AVAILABLE DATA

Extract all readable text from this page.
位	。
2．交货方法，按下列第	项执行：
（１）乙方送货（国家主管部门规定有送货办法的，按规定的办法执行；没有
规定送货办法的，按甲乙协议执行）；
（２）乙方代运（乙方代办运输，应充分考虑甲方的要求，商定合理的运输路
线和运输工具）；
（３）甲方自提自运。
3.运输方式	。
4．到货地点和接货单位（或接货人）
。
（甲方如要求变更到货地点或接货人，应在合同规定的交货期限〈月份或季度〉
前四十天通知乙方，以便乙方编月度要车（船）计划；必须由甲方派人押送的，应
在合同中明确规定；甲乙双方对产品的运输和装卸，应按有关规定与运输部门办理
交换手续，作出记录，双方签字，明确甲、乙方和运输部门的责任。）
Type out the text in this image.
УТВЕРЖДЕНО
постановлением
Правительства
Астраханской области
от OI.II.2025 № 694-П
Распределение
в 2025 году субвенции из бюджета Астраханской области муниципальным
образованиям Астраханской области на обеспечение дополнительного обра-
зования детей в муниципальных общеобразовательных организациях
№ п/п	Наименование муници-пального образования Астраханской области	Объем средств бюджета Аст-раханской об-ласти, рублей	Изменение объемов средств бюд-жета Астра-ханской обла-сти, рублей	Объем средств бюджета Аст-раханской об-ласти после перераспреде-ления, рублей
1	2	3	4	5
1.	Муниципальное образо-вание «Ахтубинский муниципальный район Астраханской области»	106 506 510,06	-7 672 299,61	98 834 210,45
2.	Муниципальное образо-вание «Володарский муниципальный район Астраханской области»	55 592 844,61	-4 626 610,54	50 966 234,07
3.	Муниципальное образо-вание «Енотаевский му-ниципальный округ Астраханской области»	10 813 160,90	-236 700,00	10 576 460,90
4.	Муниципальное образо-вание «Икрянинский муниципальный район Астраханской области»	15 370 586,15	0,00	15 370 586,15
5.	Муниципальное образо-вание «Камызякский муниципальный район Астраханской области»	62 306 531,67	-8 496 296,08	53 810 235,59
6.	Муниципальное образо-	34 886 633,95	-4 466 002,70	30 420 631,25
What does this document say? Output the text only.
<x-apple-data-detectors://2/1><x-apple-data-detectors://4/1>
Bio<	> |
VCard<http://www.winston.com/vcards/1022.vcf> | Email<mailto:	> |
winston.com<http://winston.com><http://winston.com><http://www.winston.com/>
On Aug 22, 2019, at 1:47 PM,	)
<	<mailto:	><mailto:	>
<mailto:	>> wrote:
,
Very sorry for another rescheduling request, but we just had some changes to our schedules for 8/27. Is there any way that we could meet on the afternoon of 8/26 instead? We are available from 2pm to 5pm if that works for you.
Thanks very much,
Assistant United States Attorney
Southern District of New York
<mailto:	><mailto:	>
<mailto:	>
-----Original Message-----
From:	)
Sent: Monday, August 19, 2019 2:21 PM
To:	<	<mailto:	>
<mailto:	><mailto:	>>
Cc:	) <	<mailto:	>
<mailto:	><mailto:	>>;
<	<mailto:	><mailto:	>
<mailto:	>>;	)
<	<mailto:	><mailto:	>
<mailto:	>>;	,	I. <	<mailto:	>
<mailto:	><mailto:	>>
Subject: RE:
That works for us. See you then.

TASK TO CARRY OUT
Using the data above, repeat every line exactly.

PROBLEM SOLUTION
Extract all readable text from this page.
位	。
2．交货方法，按下列第	项执行：
（１）乙方送货（国家主管部门规定有送货办法的，按规定的办法执行；没有
规定送货办法的，按甲乙协议执行）；
（２）乙方代运（乙方代办运输，应充分考虑甲方的要求，商定合理的运输路
线和运输工具）；
（３）甲方自提自运。
3.运输方式	。
4．到货地点和接货单位（或接货人）
。
（甲方如要求变更到货地点或接货人，应在合同规定的交货期限〈月份或季度〉
前四十天通知乙方，以便乙方编月度要车（船）计划；必须由甲方派人押送的，应
在合同中明确规定；甲乙双方对产品的运输和装卸，应按有关规定与运输部门办理
交换手续，作出记录，双方签字，明确甲、乙方和运输部门的责任。）
Type out the text in this image.
УТВЕРЖДЕНО
постановлением
Правительства
Астраханской области
от OI.II.2025 № 694-П
Распределение
в 2025 году субвенции из бюджета Астраханской области муниципальным
образованиям Астраханской области на обеспечение дополнительного обра-
зования детей в муниципальных общеобразовательных организациях
№ п/п	Наименование муници-пального образования Астраханской области	Объем средств бюджета Аст-раханской об-ласти, рублей	Изменение объемов средств бюд-жета Астра-ханской обла-сти, рублей	Объем средств бюджета Аст-раханской об-ласти после перераспреде-ления, рублей
1	2	3	4	5
1.	Муниципальное образо-вание «Ахтубинский муниципальный район Астраханской области»	106 506 510,06	-7 672 299,61	98 834 210,45
2.	Муниципальное образо-вание «Володарский муниципальный район Астраханской области»	55 592 844,61	-4 626 610,54	50 966 234,07
3.	Муниципальное образо-вание «Енотаевский му-ниципальный округ Астраханской области»	10 813 160,90	-236 700,00	10 576 460,90
4.	Муниципальное образо-вание «Икрянинский муниципальный район Астраханской области»	15 370 586,15	0,00	15 370 586,15
5.	Муниципальное образо-вание «Камызякский муниципальный район Астраханской области»	62 306 531,67	-8 496 296,08	53 810 235,59
6.	Муниципальное образо-	34 886 633,95	-4 466 002,70	30 420 631,25
What does this document say? Output the text only.
<x-apple-data-detectors://2/1><x-apple-data-detectors://4/1>
Bio<	> |
VCard<http://www.winston.com/vcards/1022.vcf> | Email<mailto:	> |
winston.com<http://winston.com><http://winston.com><http://www.winston.com/>
On Aug 22, 2019, at 1:47 PM,	)
<	<mailto:	><mailto:	>
<mailto:	>> wrote:
,
Very sorry for another rescheduling request, but we just had some changes to our schedules for 8/27. Is there any way that we could meet on the afternoon of 8/26 instead? We are available from 2pm to 5pm if that works for you.
Thanks very much,
Assistant United States Attorney
Southern District of New York
<mailto:	><mailto:	>
<mailto:	>
-----Original Message-----
From:	)
Sent: Monday, August 19, 2019 2:21 PM
To:	<	<mailto:	>
<mailto:	><mailto:	>>
Cc:	) <	<mailto:	>
<mailto:	><mailto:	>>;
<	<mailto:	><mailto:	>
<mailto:	>>;	)
<	<mailto:	><mailto:	>
<mailto:	>>;	,	I. <	<mailto:	>
<mailto:	><mailto:	>>
Subject: RE:
That works for us. See you then.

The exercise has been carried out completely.